◆ Required work
Extract every entry word for word. Skip the pictures.

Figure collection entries
----

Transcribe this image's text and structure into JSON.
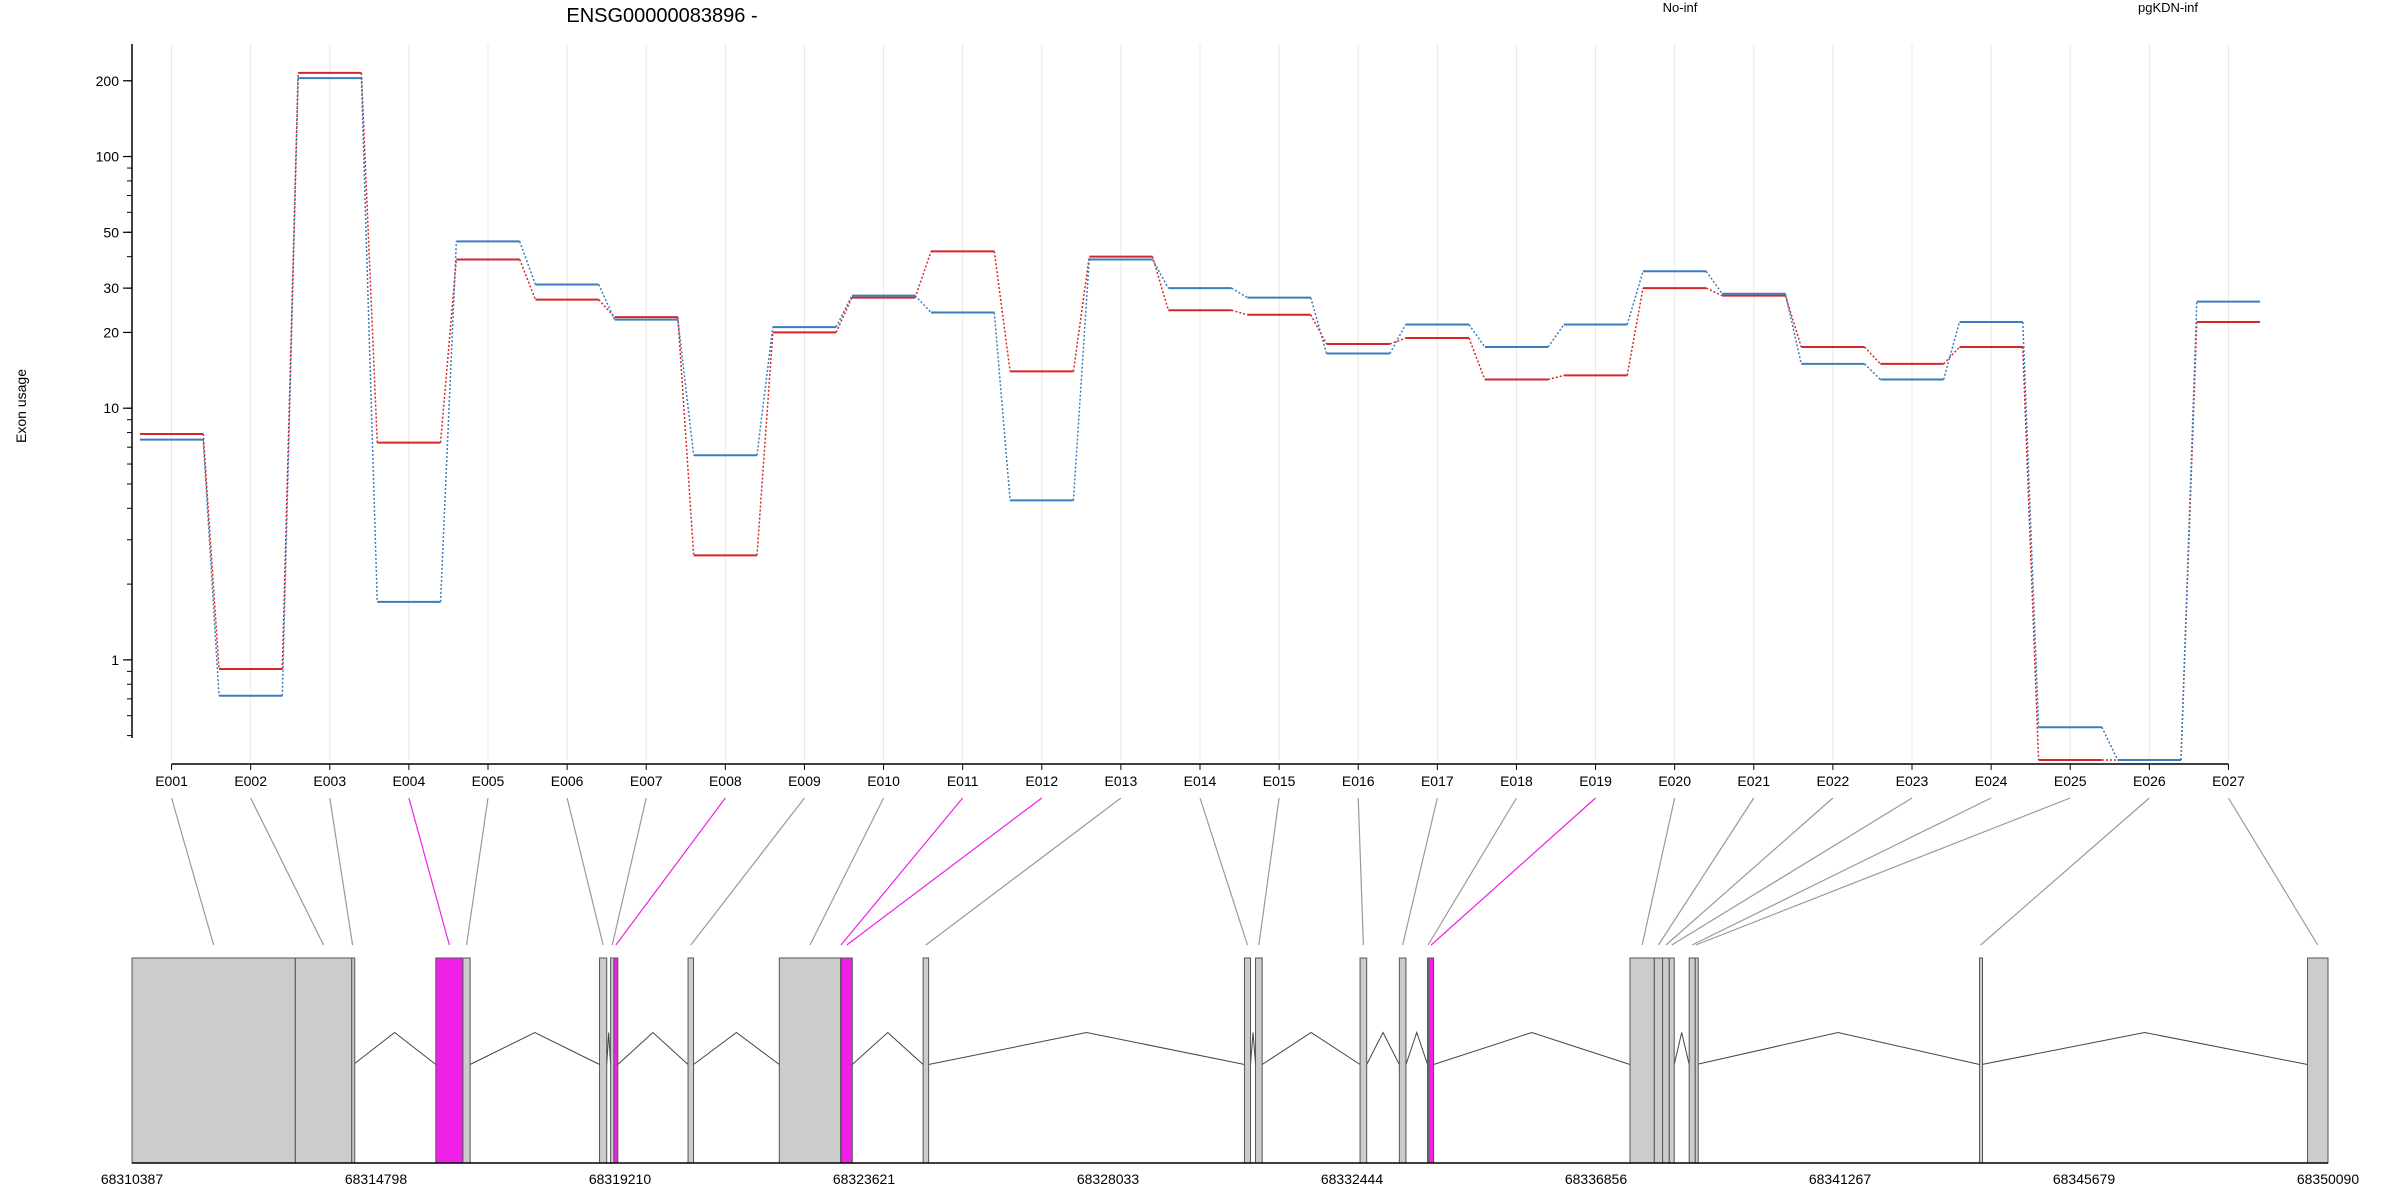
{
  "chart_data": {
    "type": "line",
    "title": "ENSG00000083896 -",
    "ylabel": "Exon usage",
    "yscale": "log",
    "ylim": [
      0.4,
      280
    ],
    "yticks": [
      1,
      10,
      20,
      30,
      50,
      100,
      200
    ],
    "grid": true,
    "legend_position": "top-right",
    "categories": [
      "E001",
      "E002",
      "E003",
      "E004",
      "E005",
      "E006",
      "E007",
      "E008",
      "E009",
      "E010",
      "E011",
      "E012",
      "E013",
      "E014",
      "E015",
      "E016",
      "E017",
      "E018",
      "E019",
      "E020",
      "E021",
      "E022",
      "E023",
      "E024",
      "E025",
      "E026",
      "E027"
    ],
    "series": [
      {
        "name": "No-inf",
        "color": "#d62728",
        "values": [
          7.9,
          0.92,
          215,
          7.3,
          39,
          27,
          23,
          2.6,
          20,
          27.5,
          42,
          14,
          40,
          24.5,
          23.5,
          18,
          19,
          13,
          13.5,
          30,
          28,
          17.5,
          15,
          17.5,
          0.4,
          0.4,
          22
        ]
      },
      {
        "name": "pgKDN-inf",
        "color": "#3a7dbd",
        "values": [
          7.5,
          0.72,
          205,
          1.7,
          46,
          31,
          22.5,
          6.5,
          21,
          28,
          24,
          4.3,
          39,
          30,
          27.5,
          16.5,
          21.5,
          17.5,
          21.5,
          35,
          28.5,
          15,
          13,
          22,
          0.54,
          0.4,
          26.5
        ]
      }
    ],
    "exon_highlight": [
      "E004",
      "E008",
      "E011",
      "E012",
      "E019"
    ],
    "highlight_color": "#f020e8",
    "gene_model": {
      "coord_ticks": [
        "68310387",
        "68314798",
        "68319210",
        "68323621",
        "68328033",
        "68332444",
        "68336856",
        "68341267",
        "68345679",
        "68350090"
      ],
      "xlim": [
        68310387,
        68350090
      ],
      "exons": [
        {
          "id": "E001",
          "start": 68310387,
          "end": 68313340
        },
        {
          "id": "E002",
          "start": 68313340,
          "end": 68314360
        },
        {
          "id": "E003",
          "start": 68314360,
          "end": 68314390
        },
        {
          "id": "E004",
          "start": 68315880,
          "end": 68316370
        },
        {
          "id": "E005",
          "start": 68316370,
          "end": 68316500
        },
        {
          "id": "E006",
          "start": 68318840,
          "end": 68318970
        },
        {
          "id": "E007",
          "start": 68319040,
          "end": 68319100
        },
        {
          "id": "E008",
          "start": 68319100,
          "end": 68319170
        },
        {
          "id": "E009",
          "start": 68320440,
          "end": 68320540
        },
        {
          "id": "E010",
          "start": 68322090,
          "end": 68323200
        },
        {
          "id": "E011",
          "start": 68323200,
          "end": 68323210
        },
        {
          "id": "E012",
          "start": 68323210,
          "end": 68323410
        },
        {
          "id": "E013",
          "start": 68324690,
          "end": 68324790
        },
        {
          "id": "E014",
          "start": 68330500,
          "end": 68330610
        },
        {
          "id": "E015",
          "start": 68330700,
          "end": 68330820
        },
        {
          "id": "E016",
          "start": 68332590,
          "end": 68332710
        },
        {
          "id": "E017",
          "start": 68333300,
          "end": 68333420
        },
        {
          "id": "E018",
          "start": 68333810,
          "end": 68333830
        },
        {
          "id": "E019",
          "start": 68333830,
          "end": 68333920
        },
        {
          "id": "E020",
          "start": 68337470,
          "end": 68337910
        },
        {
          "id": "E021",
          "start": 68337910,
          "end": 68338060
        },
        {
          "id": "E022",
          "start": 68338060,
          "end": 68338180
        },
        {
          "id": "E023",
          "start": 68338180,
          "end": 68338270
        },
        {
          "id": "E024",
          "start": 68338540,
          "end": 68338650
        },
        {
          "id": "E025",
          "start": 68338650,
          "end": 68338670
        },
        {
          "id": "E026",
          "start": 68343790,
          "end": 68343830
        },
        {
          "id": "E027",
          "start": 68349720,
          "end": 68350090
        }
      ],
      "introns": [
        [
          68314390,
          68315880
        ],
        [
          68316500,
          68318840
        ],
        [
          68318970,
          68319040
        ],
        [
          68319170,
          68320440
        ],
        [
          68320540,
          68322090
        ],
        [
          68323410,
          68324690
        ],
        [
          68324790,
          68330500
        ],
        [
          68330610,
          68330700
        ],
        [
          68330820,
          68332590
        ],
        [
          68332710,
          68333300
        ],
        [
          68333420,
          68333810
        ],
        [
          68333920,
          68337470
        ],
        [
          68338270,
          68338540
        ],
        [
          68338670,
          68343790
        ],
        [
          68343830,
          68349720
        ]
      ]
    }
  }
}
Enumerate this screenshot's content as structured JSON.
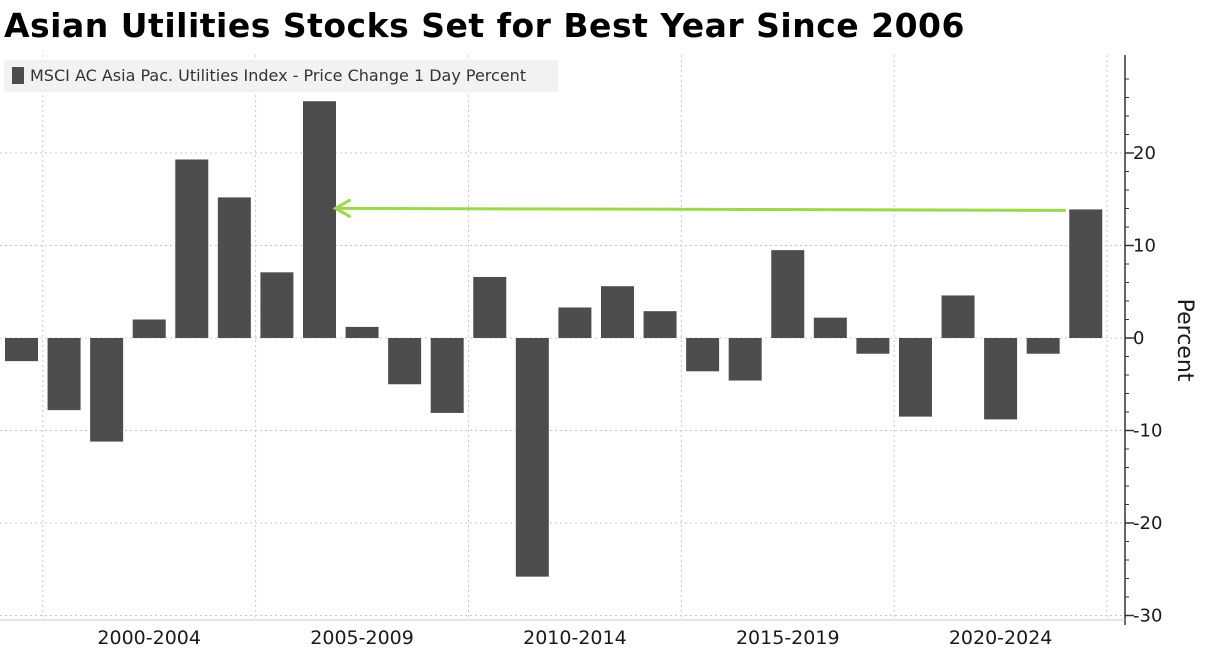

----

◆ Solution below
Transcribe this image's text and structure into JSON.
{
  "chart_data": {
    "type": "line",
    "title": "ENSG00000083896 -",
    "ylabel": "Exon usage",
    "yscale": "log",
    "ylim": [
      0.4,
      280
    ],
    "yticks": [
      1,
      10,
      20,
      30,
      50,
      100,
      200
    ],
    "grid": true,
    "legend_position": "top-right",
    "categories": [
      "E001",
      "E002",
      "E003",
      "E004",
      "E005",
      "E006",
      "E007",
      "E008",
      "E009",
      "E010",
      "E011",
      "E012",
      "E013",
      "E014",
      "E015",
      "E016",
      "E017",
      "E018",
      "E019",
      "E020",
      "E021",
      "E022",
      "E023",
      "E024",
      "E025",
      "E026",
      "E027"
    ],
    "series": [
      {
        "name": "No-inf",
        "color": "#d62728",
        "values": [
          7.9,
          0.92,
          215,
          7.3,
          39,
          27,
          23,
          2.6,
          20,
          27.5,
          42,
          14,
          40,
          24.5,
          23.5,
          18,
          19,
          13,
          13.5,
          30,
          28,
          17.5,
          15,
          17.5,
          0.4,
          0.4,
          22
        ]
      },
      {
        "name": "pgKDN-inf",
        "color": "#3a7dbd",
        "values": [
          7.5,
          0.72,
          205,
          1.7,
          46,
          31,
          22.5,
          6.5,
          21,
          28,
          24,
          4.3,
          39,
          30,
          27.5,
          16.5,
          21.5,
          17.5,
          21.5,
          35,
          28.5,
          15,
          13,
          22,
          0.54,
          0.4,
          26.5
        ]
      }
    ],
    "exon_highlight": [
      "E004",
      "E008",
      "E011",
      "E012",
      "E019"
    ],
    "highlight_color": "#f020e8",
    "gene_model": {
      "coord_ticks": [
        "68310387",
        "68314798",
        "68319210",
        "68323621",
        "68328033",
        "68332444",
        "68336856",
        "68341267",
        "68345679",
        "68350090"
      ],
      "xlim": [
        68310387,
        68350090
      ],
      "exons": [
        {
          "id": "E001",
          "start": 68310387,
          "end": 68313340
        },
        {
          "id": "E002",
          "start": 68313340,
          "end": 68314360
        },
        {
          "id": "E003",
          "start": 68314360,
          "end": 68314390
        },
        {
          "id": "E004",
          "start": 68315880,
          "end": 68316370
        },
        {
          "id": "E005",
          "start": 68316370,
          "end": 68316500
        },
        {
          "id": "E006",
          "start": 68318840,
          "end": 68318970
        },
        {
          "id": "E007",
          "start": 68319040,
          "end": 68319100
        },
        {
          "id": "E008",
          "start": 68319100,
          "end": 68319170
        },
        {
          "id": "E009",
          "start": 68320440,
          "end": 68320540
        },
        {
          "id": "E010",
          "start": 68322090,
          "end": 68323200
        },
        {
          "id": "E011",
          "start": 68323200,
          "end": 68323210
        },
        {
          "id": "E012",
          "start": 68323210,
          "end": 68323410
        },
        {
          "id": "E013",
          "start": 68324690,
          "end": 68324790
        },
        {
          "id": "E014",
          "start": 68330500,
          "end": 68330610
        },
        {
          "id": "E015",
          "start": 68330700,
          "end": 68330820
        },
        {
          "id": "E016",
          "start": 68332590,
          "end": 68332710
        },
        {
          "id": "E017",
          "start": 68333300,
          "end": 68333420
        },
        {
          "id": "E018",
          "start": 68333810,
          "end": 68333830
        },
        {
          "id": "E019",
          "start": 68333830,
          "end": 68333920
        },
        {
          "id": "E020",
          "start": 68337470,
          "end": 68337910
        },
        {
          "id": "E021",
          "start": 68337910,
          "end": 68338060
        },
        {
          "id": "E022",
          "start": 68338060,
          "end": 68338180
        },
        {
          "id": "E023",
          "start": 68338180,
          "end": 68338270
        },
        {
          "id": "E024",
          "start": 68338540,
          "end": 68338650
        },
        {
          "id": "E025",
          "start": 68338650,
          "end": 68338670
        },
        {
          "id": "E026",
          "start": 68343790,
          "end": 68343830
        },
        {
          "id": "E027",
          "start": 68349720,
          "end": 68350090
        }
      ],
      "introns": [
        [
          68314390,
          68315880
        ],
        [
          68316500,
          68318840
        ],
        [
          68318970,
          68319040
        ],
        [
          68319170,
          68320440
        ],
        [
          68320540,
          68322090
        ],
        [
          68323410,
          68324690
        ],
        [
          68324790,
          68330500
        ],
        [
          68330610,
          68330700
        ],
        [
          68330820,
          68332590
        ],
        [
          68332710,
          68333300
        ],
        [
          68333420,
          68333810
        ],
        [
          68333920,
          68337470
        ],
        [
          68338270,
          68338540
        ],
        [
          68338670,
          68343790
        ],
        [
          68343830,
          68349720
        ]
      ]
    }
  }
}
Enumerate this screenshot's content as structured JSON.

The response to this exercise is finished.